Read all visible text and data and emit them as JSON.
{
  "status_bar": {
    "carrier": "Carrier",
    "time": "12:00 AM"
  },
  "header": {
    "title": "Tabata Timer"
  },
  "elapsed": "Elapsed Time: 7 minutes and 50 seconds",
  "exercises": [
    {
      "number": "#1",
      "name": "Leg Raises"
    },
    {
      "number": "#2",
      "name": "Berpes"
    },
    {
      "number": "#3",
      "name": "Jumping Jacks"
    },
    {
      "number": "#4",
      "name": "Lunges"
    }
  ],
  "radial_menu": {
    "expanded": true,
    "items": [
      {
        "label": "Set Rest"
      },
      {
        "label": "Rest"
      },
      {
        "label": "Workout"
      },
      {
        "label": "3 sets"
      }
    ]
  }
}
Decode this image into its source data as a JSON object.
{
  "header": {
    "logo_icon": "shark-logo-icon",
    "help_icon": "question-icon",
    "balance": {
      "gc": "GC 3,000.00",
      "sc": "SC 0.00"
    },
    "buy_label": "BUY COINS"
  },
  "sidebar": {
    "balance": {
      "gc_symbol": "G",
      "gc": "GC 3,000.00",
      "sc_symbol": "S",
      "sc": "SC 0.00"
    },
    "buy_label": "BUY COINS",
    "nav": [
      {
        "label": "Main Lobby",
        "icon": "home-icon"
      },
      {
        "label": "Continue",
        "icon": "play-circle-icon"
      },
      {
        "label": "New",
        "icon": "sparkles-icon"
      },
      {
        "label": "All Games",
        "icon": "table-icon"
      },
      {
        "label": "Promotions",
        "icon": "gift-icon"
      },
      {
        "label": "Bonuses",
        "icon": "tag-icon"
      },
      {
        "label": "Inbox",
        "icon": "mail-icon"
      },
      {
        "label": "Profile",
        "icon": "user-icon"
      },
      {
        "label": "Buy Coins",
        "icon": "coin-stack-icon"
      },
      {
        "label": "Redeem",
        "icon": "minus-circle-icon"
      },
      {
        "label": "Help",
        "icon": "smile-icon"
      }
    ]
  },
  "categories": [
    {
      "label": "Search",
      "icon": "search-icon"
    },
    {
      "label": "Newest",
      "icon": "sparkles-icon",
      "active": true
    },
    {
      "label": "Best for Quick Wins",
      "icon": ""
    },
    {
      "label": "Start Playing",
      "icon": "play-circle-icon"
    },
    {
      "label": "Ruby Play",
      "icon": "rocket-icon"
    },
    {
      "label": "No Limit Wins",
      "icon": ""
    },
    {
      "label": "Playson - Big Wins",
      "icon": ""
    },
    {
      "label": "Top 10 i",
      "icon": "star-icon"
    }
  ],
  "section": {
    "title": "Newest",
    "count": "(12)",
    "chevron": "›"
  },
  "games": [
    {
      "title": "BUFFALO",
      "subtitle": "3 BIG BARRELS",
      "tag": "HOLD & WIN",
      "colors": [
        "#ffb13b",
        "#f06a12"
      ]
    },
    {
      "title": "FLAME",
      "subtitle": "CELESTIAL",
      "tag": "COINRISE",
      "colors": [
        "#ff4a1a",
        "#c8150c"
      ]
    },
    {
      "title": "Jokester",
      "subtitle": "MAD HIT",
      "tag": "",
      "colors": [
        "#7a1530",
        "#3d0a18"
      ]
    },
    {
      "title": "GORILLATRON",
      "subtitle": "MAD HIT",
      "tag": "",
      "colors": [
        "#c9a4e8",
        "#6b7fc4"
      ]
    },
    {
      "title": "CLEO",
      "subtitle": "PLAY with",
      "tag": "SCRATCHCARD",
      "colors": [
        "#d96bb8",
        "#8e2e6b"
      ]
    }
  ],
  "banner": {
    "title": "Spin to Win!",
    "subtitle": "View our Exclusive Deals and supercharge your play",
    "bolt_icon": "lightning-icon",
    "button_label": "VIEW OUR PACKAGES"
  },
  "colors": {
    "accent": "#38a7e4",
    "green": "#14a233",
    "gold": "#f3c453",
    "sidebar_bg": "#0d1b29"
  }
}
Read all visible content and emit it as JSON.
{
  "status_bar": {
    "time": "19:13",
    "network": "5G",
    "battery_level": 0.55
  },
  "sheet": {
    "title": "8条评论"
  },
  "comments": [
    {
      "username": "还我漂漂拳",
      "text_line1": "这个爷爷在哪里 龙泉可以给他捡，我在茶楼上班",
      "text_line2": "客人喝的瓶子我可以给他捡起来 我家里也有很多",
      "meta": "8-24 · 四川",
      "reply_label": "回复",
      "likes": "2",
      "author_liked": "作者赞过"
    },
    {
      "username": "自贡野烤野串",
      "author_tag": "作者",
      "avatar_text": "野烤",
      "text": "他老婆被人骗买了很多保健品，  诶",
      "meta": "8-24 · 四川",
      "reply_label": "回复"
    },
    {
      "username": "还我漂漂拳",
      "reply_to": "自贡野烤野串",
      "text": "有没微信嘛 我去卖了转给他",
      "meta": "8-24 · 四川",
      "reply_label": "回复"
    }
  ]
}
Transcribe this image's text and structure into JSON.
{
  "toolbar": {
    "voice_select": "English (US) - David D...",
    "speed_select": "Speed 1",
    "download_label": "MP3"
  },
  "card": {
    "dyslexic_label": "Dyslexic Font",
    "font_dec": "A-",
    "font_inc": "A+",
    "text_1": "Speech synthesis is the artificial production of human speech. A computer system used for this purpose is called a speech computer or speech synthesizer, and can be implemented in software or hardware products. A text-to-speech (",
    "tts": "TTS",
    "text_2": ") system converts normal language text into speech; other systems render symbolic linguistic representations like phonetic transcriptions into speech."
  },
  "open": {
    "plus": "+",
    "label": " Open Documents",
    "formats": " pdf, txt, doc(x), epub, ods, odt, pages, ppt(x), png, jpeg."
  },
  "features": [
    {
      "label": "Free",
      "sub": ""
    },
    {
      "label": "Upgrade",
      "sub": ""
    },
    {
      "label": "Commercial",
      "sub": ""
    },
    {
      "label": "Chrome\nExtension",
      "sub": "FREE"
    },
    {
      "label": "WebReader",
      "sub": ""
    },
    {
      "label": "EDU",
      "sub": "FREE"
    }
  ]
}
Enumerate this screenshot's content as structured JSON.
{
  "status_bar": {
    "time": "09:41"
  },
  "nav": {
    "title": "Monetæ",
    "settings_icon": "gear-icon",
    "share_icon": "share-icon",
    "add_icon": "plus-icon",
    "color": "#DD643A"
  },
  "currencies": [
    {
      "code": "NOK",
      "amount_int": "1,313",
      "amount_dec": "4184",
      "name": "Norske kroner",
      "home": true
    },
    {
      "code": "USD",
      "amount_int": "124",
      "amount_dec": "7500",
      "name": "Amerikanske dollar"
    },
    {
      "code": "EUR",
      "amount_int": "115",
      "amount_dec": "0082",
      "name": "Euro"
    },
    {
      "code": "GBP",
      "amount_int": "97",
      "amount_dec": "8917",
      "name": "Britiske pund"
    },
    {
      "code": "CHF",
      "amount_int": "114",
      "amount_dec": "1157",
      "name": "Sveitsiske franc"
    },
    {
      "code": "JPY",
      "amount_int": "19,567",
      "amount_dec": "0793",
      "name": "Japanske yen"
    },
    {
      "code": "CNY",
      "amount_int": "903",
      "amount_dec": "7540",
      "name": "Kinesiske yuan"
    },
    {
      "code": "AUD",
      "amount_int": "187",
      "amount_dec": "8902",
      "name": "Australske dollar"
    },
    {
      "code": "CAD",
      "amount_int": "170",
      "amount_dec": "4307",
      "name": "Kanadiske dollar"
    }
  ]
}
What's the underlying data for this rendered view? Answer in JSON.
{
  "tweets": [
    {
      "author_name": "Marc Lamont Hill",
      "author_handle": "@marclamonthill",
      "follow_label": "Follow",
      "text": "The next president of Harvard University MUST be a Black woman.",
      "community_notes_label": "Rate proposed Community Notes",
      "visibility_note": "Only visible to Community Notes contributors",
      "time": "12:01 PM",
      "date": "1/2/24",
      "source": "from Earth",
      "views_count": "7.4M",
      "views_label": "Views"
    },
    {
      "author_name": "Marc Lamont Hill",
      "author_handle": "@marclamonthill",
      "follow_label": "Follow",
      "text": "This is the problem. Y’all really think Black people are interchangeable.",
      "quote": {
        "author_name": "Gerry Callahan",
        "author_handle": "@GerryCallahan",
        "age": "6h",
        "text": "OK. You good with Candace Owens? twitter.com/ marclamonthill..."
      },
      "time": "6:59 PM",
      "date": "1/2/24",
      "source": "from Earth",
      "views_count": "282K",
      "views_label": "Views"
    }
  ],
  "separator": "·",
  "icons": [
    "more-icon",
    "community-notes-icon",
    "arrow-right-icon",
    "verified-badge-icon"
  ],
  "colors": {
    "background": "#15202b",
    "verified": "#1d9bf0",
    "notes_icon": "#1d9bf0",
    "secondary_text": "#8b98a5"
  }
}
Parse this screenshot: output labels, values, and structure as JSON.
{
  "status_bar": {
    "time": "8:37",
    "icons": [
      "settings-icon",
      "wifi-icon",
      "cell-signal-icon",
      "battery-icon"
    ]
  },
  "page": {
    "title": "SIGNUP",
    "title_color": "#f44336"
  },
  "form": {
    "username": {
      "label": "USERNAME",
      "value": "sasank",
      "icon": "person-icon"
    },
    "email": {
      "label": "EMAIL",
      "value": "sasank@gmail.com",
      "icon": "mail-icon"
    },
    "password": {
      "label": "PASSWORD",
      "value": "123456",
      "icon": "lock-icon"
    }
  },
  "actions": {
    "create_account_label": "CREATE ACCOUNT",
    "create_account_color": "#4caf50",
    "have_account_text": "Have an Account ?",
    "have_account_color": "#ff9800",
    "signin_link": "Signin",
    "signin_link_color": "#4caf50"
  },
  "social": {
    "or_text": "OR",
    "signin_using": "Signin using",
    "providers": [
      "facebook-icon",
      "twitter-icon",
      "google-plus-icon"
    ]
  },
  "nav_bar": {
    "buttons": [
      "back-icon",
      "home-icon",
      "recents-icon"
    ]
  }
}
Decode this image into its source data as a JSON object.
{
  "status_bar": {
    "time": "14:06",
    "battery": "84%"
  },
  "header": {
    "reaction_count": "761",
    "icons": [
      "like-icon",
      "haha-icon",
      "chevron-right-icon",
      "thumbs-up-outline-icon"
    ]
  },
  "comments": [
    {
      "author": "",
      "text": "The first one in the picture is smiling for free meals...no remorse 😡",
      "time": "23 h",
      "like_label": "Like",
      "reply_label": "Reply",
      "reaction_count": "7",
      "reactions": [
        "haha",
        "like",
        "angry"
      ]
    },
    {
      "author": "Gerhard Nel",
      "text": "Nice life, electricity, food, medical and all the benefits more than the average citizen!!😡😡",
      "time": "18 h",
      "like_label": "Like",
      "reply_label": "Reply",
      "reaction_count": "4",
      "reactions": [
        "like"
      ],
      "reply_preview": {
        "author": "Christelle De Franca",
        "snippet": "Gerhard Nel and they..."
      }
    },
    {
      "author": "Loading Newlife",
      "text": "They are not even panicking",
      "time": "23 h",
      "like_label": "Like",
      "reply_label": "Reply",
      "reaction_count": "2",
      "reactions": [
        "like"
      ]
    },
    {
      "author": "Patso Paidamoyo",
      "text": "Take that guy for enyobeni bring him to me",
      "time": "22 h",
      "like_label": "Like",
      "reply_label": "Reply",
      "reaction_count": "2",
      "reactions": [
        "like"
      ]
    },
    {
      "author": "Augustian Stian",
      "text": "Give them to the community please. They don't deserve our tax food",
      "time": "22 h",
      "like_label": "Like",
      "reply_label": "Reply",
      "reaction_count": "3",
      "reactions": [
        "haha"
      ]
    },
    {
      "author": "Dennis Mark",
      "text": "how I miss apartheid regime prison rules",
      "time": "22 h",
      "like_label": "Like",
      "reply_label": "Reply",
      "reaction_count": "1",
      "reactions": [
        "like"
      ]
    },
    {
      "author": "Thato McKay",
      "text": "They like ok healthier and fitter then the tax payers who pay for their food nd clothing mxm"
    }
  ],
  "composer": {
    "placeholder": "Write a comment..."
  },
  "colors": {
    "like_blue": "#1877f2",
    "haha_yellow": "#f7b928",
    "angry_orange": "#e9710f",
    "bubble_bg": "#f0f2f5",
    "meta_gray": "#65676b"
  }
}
---+---
● EXERCISE OBJECTIVE
How many of the lines above contain the string "Black"? Give the number only.

● RESULT OF THE TASK
2